_Data records_

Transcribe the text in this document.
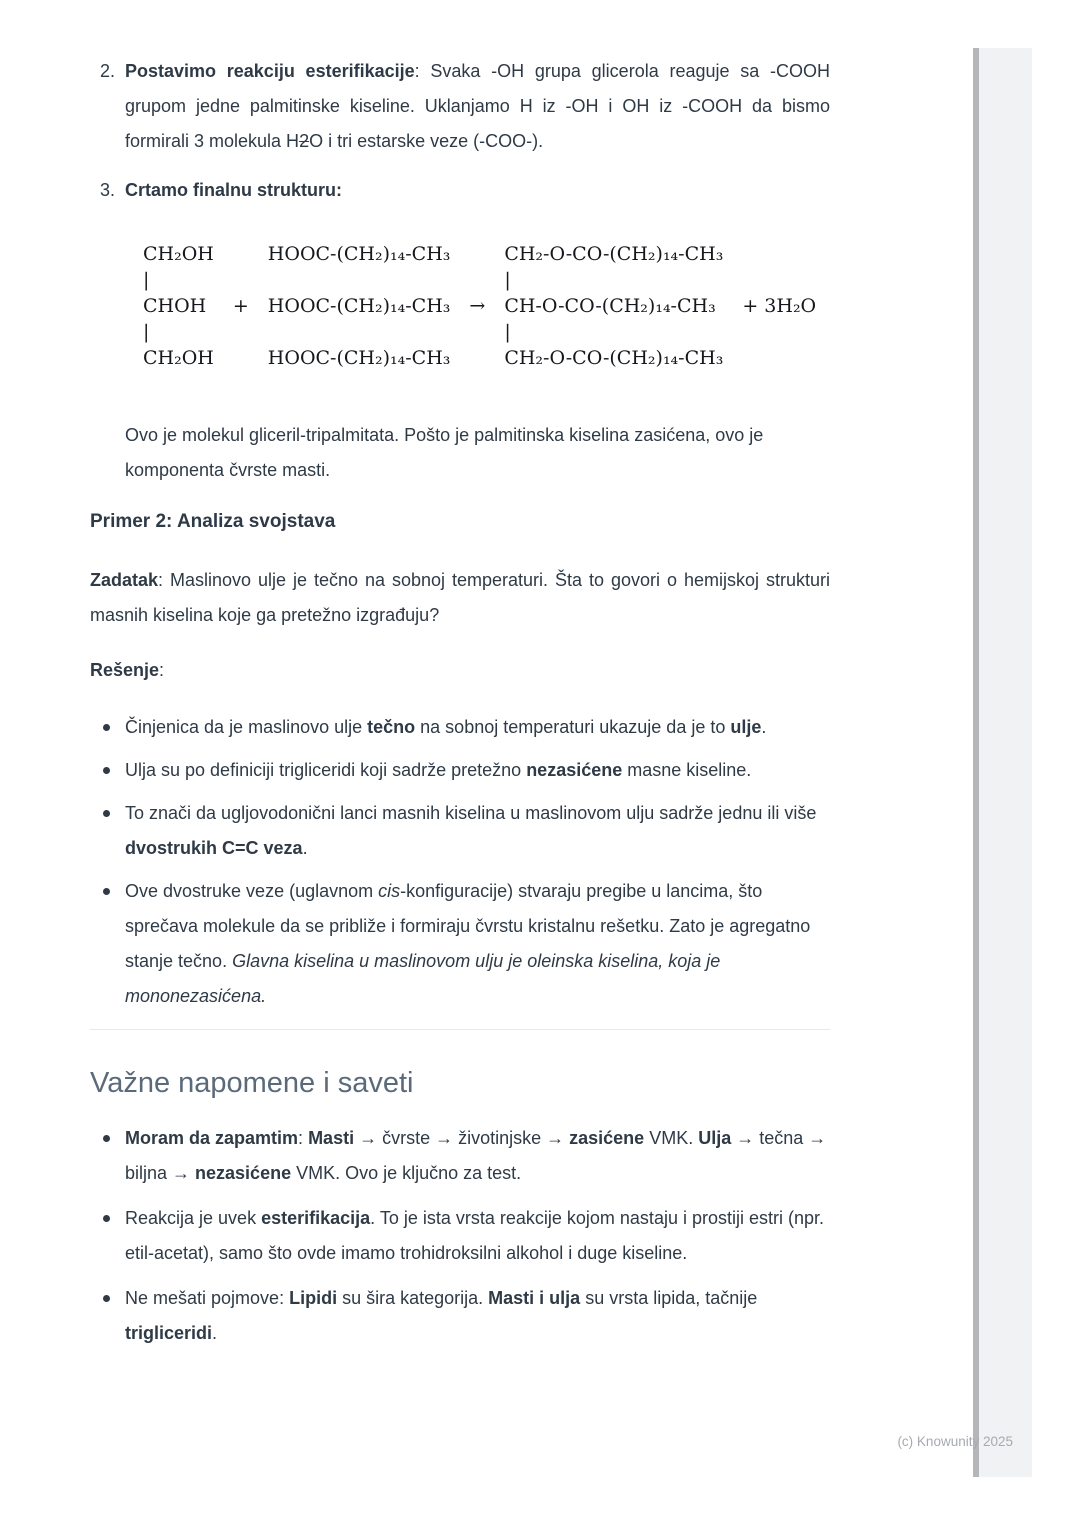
2. Postavimo reakciju esterifikacije: Svaka -OH grupa glicerola reaguje sa -COOH grupom jedne palmitinske kiseline. Uklanjamo H iz -OH i OH iz -COOH da bismo formirali 3 molekula H2O i tri estarske veze (-COO-).
3. Crtamo finalnu strukturu:
CH₂OH
|
CHOH
|
CH₂OH
+
HOOC-(CH₂)₁₄-CH₃
HOOC-(CH₂)₁₄-CH₃
HOOC-(CH₂)₁₄-CH₃
→
CH₂-O-CO-(CH₂)₁₄-CH₃
|
CH-O-CO-(CH₂)₁₄-CH₃
|
CH₂-O-CO-(CH₂)₁₄-CH₃
+ 3H₂O
Ovo je molekul gliceril-tripalmitata. Pošto je palmitinska kiselina zasićena, ovo je komponenta čvrste masti.
Primer 2: Analiza svojstava
Zadatak: Maslinovo ulje je tečno na sobnoj temperaturi. Šta to govori o hemijskoj strukturi masnih kiselina koje ga pretežno izgrađuju?
Rešenje:
Činjenica da je maslinovo ulje tečno na sobnoj temperaturi ukazuje da je to ulje.
Ulja su po definiciji trigliceridi koji sadrže pretežno nezasićene masne kiseline.
To znači da ugljovodonični lanci masnih kiselina u maslinovom ulju sadrže jednu ili više dvostrukih C=C veza.
Ove dvostruke veze (uglavnom cis-konfiguracije) stvaraju pregibe u lancima, što sprečava molekule da se približe i formiraju čvrstu kristalnu rešetku. Zato je agregatno stanje tečno. Glavna kiselina u maslinovom ulju je oleinska kiselina, koja je mononezasićena.
Važne napomene i saveti
Moram da zapamtim: Masti → čvrste → životinjske → zasićene VMK. Ulja → tečna → biljna → nezasićene VMK. Ovo je ključno za test.
Reakcija je uvek esterifikacija. To je ista vrsta reakcije kojom nastaju i prostiji estri (npr. etil-acetat), samo što ovde imamo trohidroksilni alkohol i duge kiseline.
Ne mešati pojmove: Lipidi su šira kategorija. Masti i ulja su vrsta lipida, tačnije trigliceridi.
(c) Knowunity 2025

_Work to be completed_
Print the listing above in full, exactly as written. Omit any pictures.

_Answer to the task_
Transcribe the text in this document.
2. Postavimo reakciju esterifikacije: Svaka -OH grupa glicerola reaguje sa -COOH grupom jedne palmitinske kiseline. Uklanjamo H iz -OH i OH iz -COOH da bismo formirali 3 molekula H2O i tri estarske veze (-COO-).
3. Crtamo finalnu strukturu:
CH₂OH
|
CHOH
|
CH₂OH
+
HOOC-(CH₂)₁₄-CH₃
HOOC-(CH₂)₁₄-CH₃
HOOC-(CH₂)₁₄-CH₃
→
CH₂-O-CO-(CH₂)₁₄-CH₃
|
CH-O-CO-(CH₂)₁₄-CH₃
|
CH₂-O-CO-(CH₂)₁₄-CH₃
+ 3H₂O
Ovo je molekul gliceril-tripalmitata. Pošto je palmitinska kiselina zasićena, ovo je komponenta čvrste masti.
Primer 2: Analiza svojstava
Zadatak: Maslinovo ulje je tečno na sobnoj temperaturi. Šta to govori o hemijskoj strukturi masnih kiselina koje ga pretežno izgrađuju?
Rešenje:
Činjenica da je maslinovo ulje tečno na sobnoj temperaturi ukazuje da je to ulje.
Ulja su po definiciji trigliceridi koji sadrže pretežno nezasićene masne kiseline.
To znači da ugljovodonični lanci masnih kiselina u maslinovom ulju sadrže jednu ili više dvostrukih C=C veza.
Ove dvostruke veze (uglavnom cis-konfiguracije) stvaraju pregibe u lancima, što sprečava molekule da se približe i formiraju čvrstu kristalnu rešetku. Zato je agregatno stanje tečno. Glavna kiselina u maslinovom ulju je oleinska kiselina, koja je mononezasićena.
Važne napomene i saveti
Moram da zapamtim: Masti → čvrste → životinjske → zasićene VMK. Ulja → tečna → biljna → nezasićene VMK. Ovo je ključno za test.
Reakcija je uvek esterifikacija. To je ista vrsta reakcije kojom nastaju i prostiji estri (npr. etil-acetat), samo što ovde imamo trohidroksilni alkohol i duge kiseline.
Ne mešati pojmove: Lipidi su šira kategorija. Masti i ulja su vrsta lipida, tačnije trigliceridi.
(c) Knowunity 2025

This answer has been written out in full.